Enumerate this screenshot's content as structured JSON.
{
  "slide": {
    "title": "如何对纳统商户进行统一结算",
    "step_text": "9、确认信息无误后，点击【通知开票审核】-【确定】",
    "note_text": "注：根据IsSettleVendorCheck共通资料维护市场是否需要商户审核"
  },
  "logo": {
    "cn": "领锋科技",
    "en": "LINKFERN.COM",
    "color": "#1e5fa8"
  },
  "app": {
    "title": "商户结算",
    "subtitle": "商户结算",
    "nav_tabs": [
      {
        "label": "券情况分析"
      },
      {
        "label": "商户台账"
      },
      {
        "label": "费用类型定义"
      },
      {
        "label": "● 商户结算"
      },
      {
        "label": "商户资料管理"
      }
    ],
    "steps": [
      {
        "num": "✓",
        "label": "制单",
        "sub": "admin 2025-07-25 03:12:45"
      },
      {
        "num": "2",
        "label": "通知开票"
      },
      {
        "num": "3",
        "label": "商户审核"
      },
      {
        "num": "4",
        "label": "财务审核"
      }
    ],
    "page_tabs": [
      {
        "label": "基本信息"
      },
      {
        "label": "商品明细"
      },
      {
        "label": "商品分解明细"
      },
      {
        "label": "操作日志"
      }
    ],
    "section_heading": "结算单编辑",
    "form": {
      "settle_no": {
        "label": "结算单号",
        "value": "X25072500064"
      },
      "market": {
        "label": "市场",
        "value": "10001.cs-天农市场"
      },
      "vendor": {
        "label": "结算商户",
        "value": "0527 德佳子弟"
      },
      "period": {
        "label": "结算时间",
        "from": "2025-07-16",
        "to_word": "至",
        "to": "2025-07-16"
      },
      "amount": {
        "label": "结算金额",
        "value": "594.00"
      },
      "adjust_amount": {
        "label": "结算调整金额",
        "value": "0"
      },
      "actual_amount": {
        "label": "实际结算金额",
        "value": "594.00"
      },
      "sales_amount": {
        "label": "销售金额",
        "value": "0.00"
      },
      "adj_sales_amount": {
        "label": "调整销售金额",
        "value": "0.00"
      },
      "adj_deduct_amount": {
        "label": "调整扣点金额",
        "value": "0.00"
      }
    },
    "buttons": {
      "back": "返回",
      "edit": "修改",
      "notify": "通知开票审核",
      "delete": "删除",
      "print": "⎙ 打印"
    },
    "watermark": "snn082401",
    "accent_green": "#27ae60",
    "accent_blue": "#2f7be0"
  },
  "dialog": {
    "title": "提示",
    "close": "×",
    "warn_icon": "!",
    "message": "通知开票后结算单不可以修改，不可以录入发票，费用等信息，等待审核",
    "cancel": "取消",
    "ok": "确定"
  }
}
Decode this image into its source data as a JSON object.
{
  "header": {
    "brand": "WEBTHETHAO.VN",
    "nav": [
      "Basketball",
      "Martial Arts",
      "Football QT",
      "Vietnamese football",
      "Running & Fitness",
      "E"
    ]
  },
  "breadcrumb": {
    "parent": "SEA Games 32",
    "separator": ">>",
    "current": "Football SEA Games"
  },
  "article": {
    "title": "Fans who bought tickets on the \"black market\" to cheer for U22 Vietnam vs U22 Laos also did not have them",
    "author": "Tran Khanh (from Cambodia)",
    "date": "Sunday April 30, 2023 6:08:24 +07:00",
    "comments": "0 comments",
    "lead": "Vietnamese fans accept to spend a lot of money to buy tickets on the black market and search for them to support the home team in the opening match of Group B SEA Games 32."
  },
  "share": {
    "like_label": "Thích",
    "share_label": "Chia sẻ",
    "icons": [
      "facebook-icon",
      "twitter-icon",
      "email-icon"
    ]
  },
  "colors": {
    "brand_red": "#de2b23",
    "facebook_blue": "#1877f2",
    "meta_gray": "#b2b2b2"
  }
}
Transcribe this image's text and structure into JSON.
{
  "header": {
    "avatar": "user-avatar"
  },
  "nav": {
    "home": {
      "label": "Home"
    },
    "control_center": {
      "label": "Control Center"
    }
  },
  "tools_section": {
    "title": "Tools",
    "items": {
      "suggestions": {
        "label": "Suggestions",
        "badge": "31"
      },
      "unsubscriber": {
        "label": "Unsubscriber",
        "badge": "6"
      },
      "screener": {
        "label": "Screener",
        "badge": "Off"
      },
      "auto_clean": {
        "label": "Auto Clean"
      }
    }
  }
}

-------

Copy all lines of the listing above that contain the string "into".

Decode this image into its source data as a JSON object.
Transcribe this image's text and structure into JSON.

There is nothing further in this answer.